Given exercise: Determine which lines of the records include the word "envelope", and copy them.

........

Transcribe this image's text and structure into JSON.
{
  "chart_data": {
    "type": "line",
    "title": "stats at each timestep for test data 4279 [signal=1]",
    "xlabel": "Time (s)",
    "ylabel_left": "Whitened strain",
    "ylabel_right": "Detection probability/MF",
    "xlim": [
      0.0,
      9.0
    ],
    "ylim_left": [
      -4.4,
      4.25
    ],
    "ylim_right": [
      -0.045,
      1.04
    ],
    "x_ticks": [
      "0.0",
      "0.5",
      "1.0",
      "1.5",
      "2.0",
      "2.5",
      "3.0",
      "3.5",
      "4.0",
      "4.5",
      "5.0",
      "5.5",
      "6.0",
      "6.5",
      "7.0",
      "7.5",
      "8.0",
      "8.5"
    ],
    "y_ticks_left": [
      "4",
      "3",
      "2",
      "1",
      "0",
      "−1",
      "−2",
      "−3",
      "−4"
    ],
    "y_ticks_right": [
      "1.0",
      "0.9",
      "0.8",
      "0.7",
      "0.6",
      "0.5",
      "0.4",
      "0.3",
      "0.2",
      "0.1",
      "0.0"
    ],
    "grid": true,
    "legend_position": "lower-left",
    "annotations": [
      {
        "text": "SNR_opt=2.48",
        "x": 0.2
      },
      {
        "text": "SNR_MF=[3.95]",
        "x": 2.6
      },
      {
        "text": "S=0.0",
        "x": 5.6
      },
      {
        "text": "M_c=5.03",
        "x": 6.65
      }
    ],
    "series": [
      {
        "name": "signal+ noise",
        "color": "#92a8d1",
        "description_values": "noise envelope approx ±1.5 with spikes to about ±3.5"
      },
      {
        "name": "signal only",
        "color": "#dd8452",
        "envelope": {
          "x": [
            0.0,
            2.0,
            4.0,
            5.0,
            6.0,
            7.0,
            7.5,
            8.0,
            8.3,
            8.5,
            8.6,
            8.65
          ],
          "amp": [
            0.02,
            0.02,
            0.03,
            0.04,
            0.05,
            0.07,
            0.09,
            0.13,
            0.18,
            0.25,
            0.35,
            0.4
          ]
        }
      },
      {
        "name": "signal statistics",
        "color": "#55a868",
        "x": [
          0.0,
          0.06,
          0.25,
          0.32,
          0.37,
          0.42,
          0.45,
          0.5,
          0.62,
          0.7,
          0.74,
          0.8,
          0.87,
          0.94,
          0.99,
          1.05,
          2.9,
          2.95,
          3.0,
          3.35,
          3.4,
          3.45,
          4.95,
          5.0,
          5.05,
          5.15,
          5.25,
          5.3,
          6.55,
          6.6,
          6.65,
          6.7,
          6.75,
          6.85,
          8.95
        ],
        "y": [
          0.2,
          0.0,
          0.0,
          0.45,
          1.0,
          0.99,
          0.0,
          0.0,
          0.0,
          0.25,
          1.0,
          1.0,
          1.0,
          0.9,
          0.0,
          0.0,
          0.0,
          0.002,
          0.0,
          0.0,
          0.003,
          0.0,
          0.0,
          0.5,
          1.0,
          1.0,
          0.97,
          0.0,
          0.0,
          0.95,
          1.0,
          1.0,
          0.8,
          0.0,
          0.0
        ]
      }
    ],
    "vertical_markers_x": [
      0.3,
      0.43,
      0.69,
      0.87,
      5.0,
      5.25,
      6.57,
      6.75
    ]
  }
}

........

Final result:
        "description_values": "noise envelope approx ±1.5 with spikes to about ±3.5"
        "envelope": {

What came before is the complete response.